Comment je suis devenue navigatrice

Par Adèle Smith

Voici le mot de la fin pour le blog Un an en mer, tenu par la journaliste et navigatrice Adèle Smith. Elle sera heureuse de répondre à vos questions sur son fil twitter : @adelesmithnyc.

Enfant la mer ne me faisait pas particulièrement rêver mais je voulais être exploratrice. Par manque de chance, j’étais née au mauvais siècle, mais des années plus tard je découvrirais les voyages au long cours et ceux-ci me donneraient l’illusion d’être une exploratrice. En bateau, on découvre des îles perdues dont on n’a jamais entendu parler, on passe des jours entiers sans voir âme qui vive et on peut aller au bout du monde par la seule force du vent.
J’écris ce dernier billet dans le Solent, ce bras de mer qui sépare l’île de Wight et l’Angleterre car c’est ici que ma passion pour la mer est née, il y a quinze ans, et c’est d’ici que nous partons ce soir pour la Normandie, destination finale de notre périple de quatorze mois. La mer n’est pas pour tout le monde mais j’espère que l’aventure de Moon River aura inspiré quelques lecteurs.
Tout a donc commencé pendant l’été 1999. Après quatre années passées en Russie, l’Angleterre nous paraissait sage et ennuyeuse. Sebastian se mit alors en tête de traverser la Manche sur un petit dériveur et je le convainquis de me laisser faire le voyage avec lui. Il ferait l’aller seul et nous ferions le retour à deux. A l’immodestie de notre projet correspondait une parfaite ignorance de la mer. Nous n’avions pas de bateau et ne savions pas naviguer. Lui avait visiblement oublié les quelques vagues notions de voile apprises dans son enfance. Moi, je ne connaissais ni mon bâbord ni mon tribord. Nous achetâmes un Wayfarer, adorable dériveur anglais de 4,65 mètres prénommé Aquila, et décidâmes d’apprendre la voile tout seuls pour faire la traversée l’été suivant.

++++++

LES TÂCHES.
1/ D'après le récit sur les débuts de navigatrice, quel bateau le couple achète-t-il pour apprendre la voile ?
2/ Reprenez le récit sur les débuts de navigatrice à la suite de sa dernière phrase.

DONNÉES ENREGISTRÉES.
++++++

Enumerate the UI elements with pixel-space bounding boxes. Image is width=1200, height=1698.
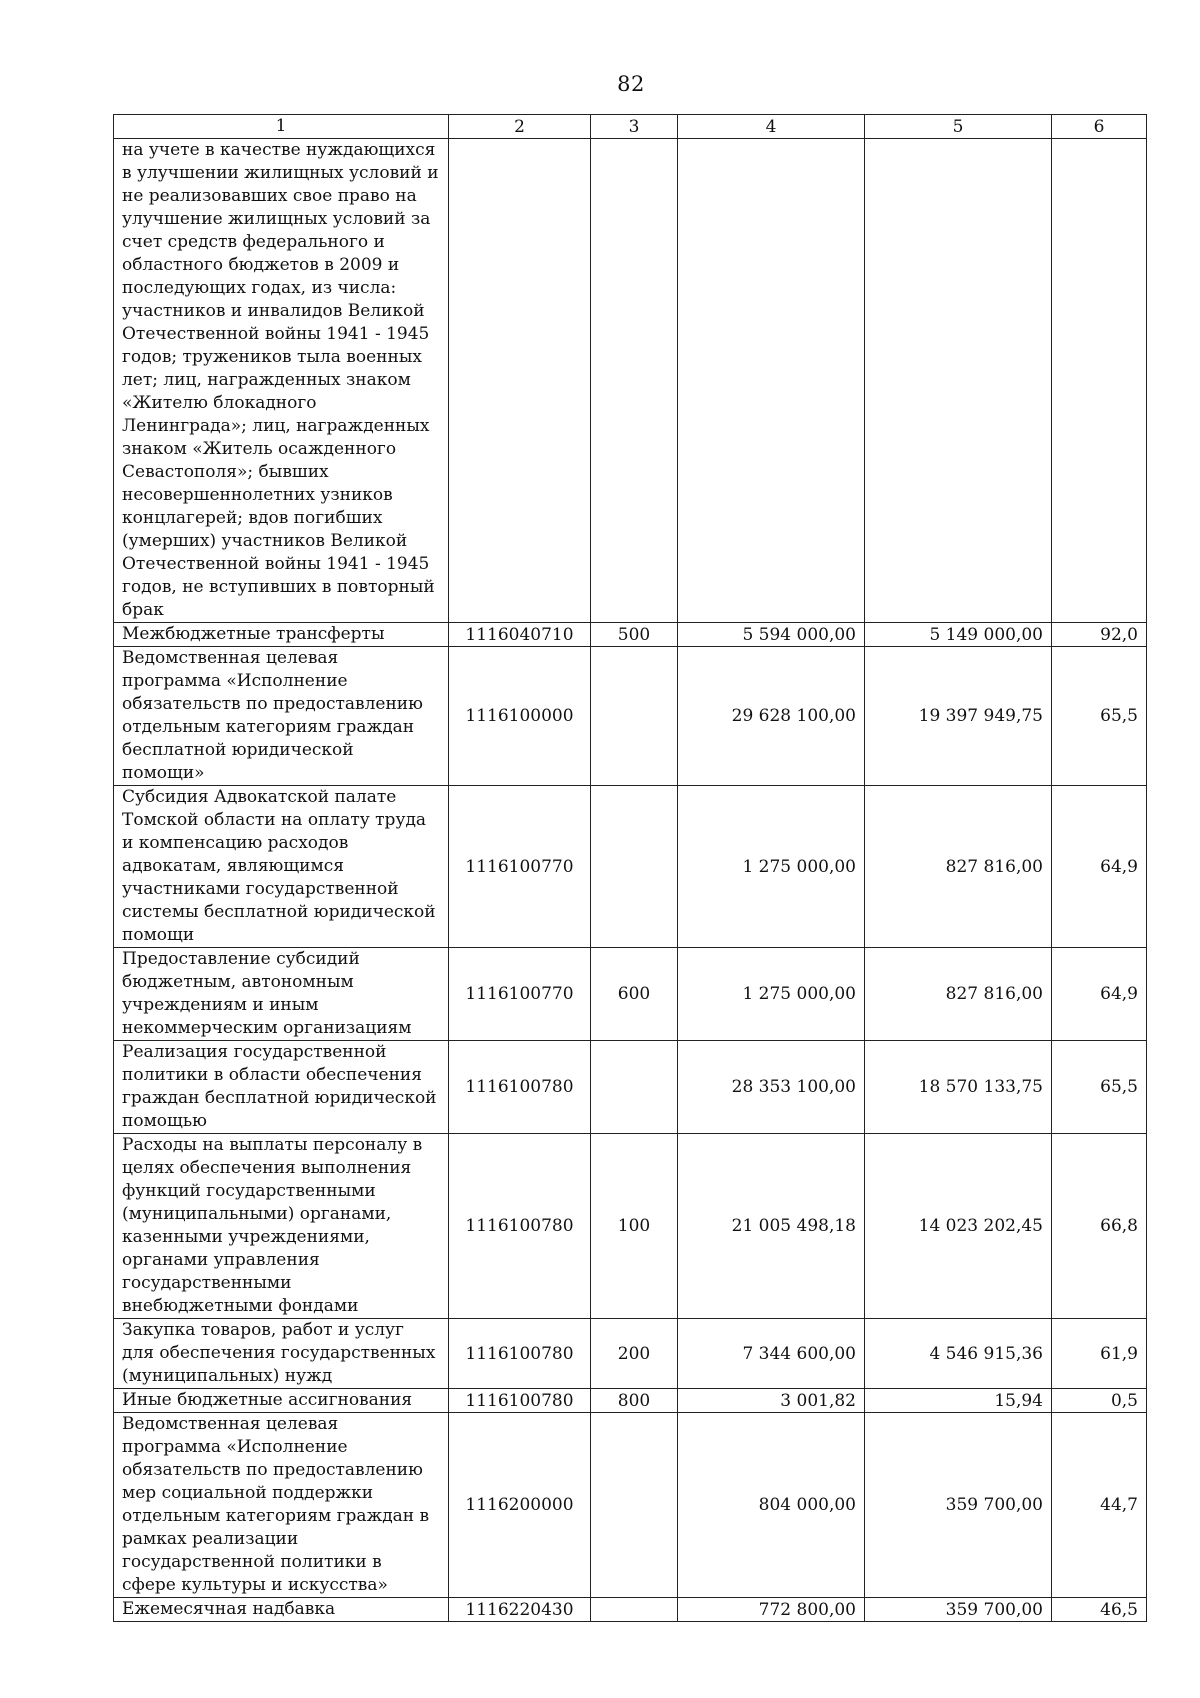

++++++

LISTE DES RÉPONSES.
1/ Un Wayfarer, un dériveur anglais de 4,65 mètres prénommé Aquila.

2/
Les premières aventures à bord d’Aquila m’inspirèrent de puissants élans d’amour et de haine. Je fus immédiatement envoûtée par la magie de la mer et l’incroyable sentiment de liberté que celle-ci me procurait mais l’apprentissage ne fut pas aisé car mon anglais était médiocre et surtout je détestais le froid et l’humidité. Cette année-là fut cependant l’une des plus trépidantes de ma vie de « marin » avec Sebastian. Nous allions découvrir ensemble un monde entièrement nouveau dans une totale insouciance.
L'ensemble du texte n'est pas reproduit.